[Required task] Look below. Copy each line that has "processing" in it.

START Data in this exercise

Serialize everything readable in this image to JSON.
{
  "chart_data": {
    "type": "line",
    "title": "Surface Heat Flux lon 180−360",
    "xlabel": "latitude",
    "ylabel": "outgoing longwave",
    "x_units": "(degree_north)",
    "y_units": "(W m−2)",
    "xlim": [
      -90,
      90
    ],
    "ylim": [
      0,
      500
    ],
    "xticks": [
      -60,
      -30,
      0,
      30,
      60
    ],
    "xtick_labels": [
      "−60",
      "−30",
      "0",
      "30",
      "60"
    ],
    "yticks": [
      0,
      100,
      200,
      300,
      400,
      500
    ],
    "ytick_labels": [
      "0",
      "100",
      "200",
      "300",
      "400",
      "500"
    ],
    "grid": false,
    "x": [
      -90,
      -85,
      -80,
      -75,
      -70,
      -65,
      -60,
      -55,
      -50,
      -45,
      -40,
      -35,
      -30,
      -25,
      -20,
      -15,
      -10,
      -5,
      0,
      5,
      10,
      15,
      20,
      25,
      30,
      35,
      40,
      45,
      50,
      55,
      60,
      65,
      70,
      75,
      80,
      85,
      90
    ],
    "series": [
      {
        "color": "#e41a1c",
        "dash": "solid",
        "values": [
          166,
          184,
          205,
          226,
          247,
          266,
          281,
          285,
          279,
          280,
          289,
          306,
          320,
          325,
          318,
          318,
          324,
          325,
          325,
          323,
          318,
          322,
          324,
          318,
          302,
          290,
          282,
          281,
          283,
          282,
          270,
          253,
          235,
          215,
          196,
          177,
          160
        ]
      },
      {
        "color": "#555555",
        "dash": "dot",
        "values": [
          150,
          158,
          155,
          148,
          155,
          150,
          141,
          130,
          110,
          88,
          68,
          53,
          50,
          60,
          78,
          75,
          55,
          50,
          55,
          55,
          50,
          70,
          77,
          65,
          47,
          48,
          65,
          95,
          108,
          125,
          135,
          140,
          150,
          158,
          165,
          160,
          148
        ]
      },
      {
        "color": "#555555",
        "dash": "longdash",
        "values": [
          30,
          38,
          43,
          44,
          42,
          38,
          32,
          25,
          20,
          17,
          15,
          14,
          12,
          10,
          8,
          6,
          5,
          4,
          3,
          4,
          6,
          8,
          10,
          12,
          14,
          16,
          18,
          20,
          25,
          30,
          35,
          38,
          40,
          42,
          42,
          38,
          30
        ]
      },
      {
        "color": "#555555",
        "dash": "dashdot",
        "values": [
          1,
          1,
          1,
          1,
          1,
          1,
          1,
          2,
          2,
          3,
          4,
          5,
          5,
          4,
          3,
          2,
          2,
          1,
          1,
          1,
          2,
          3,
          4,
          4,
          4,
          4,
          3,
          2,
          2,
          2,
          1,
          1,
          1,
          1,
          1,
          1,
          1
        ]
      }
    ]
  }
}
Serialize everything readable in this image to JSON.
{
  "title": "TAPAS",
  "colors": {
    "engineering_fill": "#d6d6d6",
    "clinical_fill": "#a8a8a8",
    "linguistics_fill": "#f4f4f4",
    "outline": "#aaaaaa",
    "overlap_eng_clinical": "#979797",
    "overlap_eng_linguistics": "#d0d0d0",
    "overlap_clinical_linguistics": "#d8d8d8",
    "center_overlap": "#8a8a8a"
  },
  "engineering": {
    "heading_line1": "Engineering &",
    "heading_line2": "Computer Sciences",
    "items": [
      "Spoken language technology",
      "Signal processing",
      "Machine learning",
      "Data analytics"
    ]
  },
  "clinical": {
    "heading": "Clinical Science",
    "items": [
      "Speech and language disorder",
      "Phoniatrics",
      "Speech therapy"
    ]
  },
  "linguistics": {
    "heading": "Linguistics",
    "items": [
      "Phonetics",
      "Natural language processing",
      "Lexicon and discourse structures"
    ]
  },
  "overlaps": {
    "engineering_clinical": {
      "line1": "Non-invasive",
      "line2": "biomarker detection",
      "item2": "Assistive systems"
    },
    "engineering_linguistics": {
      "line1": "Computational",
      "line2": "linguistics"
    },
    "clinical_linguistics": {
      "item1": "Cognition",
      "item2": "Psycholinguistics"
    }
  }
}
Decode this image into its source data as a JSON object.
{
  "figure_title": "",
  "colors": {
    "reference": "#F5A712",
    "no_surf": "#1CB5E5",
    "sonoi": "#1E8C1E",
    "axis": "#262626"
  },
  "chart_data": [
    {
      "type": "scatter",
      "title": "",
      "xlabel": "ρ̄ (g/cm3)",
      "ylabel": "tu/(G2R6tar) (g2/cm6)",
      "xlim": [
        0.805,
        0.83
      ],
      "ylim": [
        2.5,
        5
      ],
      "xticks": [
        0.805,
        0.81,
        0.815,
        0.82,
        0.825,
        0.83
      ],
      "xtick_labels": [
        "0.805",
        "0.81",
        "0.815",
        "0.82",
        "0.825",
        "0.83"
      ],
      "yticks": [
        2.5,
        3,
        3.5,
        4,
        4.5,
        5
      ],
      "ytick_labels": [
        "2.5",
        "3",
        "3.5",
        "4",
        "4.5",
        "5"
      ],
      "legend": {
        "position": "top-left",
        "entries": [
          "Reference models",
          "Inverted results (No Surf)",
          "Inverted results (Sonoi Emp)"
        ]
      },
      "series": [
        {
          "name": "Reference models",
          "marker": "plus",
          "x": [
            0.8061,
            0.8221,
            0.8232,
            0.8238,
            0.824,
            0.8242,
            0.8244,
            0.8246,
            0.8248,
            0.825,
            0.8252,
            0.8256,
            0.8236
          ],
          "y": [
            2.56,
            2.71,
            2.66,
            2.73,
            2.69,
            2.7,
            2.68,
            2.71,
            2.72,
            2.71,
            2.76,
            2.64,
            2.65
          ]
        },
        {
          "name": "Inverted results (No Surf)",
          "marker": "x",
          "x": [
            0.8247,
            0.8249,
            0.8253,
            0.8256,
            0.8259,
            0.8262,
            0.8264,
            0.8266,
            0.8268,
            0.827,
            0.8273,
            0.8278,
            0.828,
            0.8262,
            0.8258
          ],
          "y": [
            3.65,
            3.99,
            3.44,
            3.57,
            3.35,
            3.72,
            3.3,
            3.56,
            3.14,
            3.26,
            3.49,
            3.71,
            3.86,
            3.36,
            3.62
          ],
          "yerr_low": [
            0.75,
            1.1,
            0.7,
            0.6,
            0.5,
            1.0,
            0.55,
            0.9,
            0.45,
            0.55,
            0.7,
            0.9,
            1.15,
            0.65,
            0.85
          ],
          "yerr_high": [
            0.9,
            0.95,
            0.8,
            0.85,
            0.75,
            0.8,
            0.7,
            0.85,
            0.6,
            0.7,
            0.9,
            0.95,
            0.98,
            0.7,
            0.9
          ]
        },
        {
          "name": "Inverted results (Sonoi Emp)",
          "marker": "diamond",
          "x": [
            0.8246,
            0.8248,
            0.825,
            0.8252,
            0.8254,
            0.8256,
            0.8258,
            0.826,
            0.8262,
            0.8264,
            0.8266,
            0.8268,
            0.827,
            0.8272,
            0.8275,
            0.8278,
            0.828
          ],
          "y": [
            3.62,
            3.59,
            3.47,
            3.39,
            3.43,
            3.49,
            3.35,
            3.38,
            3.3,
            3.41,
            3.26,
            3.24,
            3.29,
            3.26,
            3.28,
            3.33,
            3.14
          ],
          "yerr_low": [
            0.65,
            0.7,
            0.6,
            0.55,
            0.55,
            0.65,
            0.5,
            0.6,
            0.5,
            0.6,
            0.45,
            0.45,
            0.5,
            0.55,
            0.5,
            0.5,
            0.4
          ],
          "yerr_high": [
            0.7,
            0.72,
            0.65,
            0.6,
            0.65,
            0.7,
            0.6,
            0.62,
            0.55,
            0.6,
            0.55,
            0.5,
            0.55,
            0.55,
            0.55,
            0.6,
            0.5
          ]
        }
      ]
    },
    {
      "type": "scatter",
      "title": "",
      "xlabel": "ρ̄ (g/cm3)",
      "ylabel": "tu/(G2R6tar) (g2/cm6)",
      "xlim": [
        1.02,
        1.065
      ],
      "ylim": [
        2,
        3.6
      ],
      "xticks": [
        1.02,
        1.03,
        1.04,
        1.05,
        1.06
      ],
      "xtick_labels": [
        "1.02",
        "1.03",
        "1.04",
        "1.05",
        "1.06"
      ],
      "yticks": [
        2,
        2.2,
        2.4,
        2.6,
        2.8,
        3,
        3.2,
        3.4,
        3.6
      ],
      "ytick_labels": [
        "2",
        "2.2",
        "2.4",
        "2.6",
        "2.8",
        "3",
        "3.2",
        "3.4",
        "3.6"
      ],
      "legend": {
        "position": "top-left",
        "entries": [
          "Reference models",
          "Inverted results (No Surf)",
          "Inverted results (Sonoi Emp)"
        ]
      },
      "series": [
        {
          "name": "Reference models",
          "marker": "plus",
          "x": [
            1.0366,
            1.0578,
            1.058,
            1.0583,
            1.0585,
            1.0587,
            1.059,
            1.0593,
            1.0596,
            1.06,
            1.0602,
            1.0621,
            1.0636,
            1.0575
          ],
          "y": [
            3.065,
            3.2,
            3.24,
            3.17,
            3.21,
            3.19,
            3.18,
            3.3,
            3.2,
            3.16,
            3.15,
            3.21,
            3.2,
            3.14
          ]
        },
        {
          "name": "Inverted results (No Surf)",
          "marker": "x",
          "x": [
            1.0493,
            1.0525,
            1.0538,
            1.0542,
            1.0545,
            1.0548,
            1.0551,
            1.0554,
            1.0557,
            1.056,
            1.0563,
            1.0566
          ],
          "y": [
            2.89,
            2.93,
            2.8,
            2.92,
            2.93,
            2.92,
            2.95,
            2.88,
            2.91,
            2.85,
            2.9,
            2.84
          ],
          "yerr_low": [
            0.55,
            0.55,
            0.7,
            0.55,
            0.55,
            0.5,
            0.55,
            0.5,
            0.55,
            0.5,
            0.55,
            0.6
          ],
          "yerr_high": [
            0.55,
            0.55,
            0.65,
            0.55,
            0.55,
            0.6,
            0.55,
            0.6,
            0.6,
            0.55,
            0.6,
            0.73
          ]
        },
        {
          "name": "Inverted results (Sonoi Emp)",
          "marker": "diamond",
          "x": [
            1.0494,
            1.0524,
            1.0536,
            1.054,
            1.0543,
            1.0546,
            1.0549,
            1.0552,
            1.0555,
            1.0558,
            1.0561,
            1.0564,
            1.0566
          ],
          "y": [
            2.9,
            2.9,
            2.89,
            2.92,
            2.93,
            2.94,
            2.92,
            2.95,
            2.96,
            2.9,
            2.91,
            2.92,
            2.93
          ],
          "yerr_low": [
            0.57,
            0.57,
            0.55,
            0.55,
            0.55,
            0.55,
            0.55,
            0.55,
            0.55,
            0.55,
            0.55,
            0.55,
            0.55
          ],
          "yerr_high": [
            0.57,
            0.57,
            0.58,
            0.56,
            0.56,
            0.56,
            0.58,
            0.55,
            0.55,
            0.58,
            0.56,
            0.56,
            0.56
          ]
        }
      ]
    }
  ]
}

END Data in this exercise

[Full output]
      "Signal processing",
      "Natural language processing",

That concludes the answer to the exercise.